RECORDS PROVIDED:
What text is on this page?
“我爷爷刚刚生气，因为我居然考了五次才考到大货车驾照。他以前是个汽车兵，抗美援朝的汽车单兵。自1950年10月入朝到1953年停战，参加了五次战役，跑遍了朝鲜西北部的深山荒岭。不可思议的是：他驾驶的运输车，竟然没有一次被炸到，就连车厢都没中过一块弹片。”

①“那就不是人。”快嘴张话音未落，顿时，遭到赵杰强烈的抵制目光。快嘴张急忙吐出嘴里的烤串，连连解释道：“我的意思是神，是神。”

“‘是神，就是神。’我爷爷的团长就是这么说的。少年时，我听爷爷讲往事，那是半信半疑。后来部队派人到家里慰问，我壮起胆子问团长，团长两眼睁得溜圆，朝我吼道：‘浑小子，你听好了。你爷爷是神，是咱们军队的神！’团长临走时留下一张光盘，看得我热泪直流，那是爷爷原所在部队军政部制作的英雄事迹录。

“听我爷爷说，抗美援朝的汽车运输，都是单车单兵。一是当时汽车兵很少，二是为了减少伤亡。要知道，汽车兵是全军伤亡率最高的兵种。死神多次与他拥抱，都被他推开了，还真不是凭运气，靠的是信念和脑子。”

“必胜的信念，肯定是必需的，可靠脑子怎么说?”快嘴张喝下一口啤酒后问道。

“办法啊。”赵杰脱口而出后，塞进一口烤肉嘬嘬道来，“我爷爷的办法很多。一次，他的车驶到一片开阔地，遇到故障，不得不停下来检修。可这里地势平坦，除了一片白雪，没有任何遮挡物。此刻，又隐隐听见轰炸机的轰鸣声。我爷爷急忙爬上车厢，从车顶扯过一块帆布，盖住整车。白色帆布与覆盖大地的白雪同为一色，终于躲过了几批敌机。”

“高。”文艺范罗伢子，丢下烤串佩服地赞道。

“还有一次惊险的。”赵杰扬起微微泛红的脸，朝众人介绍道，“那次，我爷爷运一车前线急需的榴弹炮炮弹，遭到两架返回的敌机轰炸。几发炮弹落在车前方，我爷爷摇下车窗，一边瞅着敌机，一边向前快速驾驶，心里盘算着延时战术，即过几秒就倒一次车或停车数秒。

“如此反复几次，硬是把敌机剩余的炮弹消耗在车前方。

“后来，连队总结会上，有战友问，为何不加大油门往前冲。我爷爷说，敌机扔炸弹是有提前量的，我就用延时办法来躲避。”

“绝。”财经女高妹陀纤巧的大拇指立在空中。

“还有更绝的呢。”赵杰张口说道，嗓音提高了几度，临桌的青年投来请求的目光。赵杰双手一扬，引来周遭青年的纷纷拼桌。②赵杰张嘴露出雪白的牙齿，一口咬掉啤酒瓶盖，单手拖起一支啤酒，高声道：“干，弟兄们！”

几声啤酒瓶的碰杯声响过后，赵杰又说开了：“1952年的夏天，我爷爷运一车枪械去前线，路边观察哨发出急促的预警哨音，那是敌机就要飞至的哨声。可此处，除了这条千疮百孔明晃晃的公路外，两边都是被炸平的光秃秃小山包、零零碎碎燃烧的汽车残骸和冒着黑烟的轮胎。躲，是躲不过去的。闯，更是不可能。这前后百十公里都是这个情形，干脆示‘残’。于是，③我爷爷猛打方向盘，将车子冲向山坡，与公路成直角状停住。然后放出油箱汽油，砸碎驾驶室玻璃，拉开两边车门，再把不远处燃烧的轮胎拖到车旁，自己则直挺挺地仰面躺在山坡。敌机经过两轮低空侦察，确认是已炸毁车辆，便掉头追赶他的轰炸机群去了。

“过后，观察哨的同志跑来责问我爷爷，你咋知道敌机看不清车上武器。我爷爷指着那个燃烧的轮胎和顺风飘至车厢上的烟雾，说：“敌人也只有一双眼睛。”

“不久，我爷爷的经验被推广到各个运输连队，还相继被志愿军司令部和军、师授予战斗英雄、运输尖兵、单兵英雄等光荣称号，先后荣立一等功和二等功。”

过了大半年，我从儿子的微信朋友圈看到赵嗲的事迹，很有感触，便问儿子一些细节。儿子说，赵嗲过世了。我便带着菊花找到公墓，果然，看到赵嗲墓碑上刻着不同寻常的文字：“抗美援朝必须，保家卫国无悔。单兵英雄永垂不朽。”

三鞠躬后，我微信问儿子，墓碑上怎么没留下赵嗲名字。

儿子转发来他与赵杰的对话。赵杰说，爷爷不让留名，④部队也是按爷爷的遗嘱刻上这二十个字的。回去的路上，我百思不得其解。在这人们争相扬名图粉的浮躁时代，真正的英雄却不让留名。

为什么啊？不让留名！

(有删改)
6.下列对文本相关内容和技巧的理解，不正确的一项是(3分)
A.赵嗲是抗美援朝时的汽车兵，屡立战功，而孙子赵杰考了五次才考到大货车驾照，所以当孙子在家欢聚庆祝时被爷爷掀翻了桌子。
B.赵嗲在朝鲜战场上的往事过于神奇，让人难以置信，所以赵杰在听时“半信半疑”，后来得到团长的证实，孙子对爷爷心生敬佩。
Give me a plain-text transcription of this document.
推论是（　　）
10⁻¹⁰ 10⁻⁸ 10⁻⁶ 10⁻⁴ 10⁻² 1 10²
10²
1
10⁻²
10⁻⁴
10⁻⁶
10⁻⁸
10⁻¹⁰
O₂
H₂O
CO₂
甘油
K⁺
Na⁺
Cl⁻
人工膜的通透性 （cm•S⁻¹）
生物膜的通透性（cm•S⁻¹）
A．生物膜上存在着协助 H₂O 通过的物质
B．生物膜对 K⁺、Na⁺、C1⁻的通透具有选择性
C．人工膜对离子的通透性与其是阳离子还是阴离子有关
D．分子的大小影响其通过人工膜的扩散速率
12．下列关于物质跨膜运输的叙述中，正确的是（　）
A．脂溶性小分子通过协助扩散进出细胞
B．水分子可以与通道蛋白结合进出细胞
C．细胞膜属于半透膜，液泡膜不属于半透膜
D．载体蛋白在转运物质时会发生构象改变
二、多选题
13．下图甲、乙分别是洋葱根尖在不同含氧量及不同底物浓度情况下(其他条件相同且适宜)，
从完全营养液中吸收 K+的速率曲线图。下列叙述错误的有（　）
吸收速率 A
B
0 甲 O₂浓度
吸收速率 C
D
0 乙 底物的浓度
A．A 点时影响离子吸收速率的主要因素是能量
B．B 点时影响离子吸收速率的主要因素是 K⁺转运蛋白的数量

WHAT THIS TASK INVOLVES: State how many lines of the records above contain "text", with no words besides the number.

EXERCISE RESPONSE: 2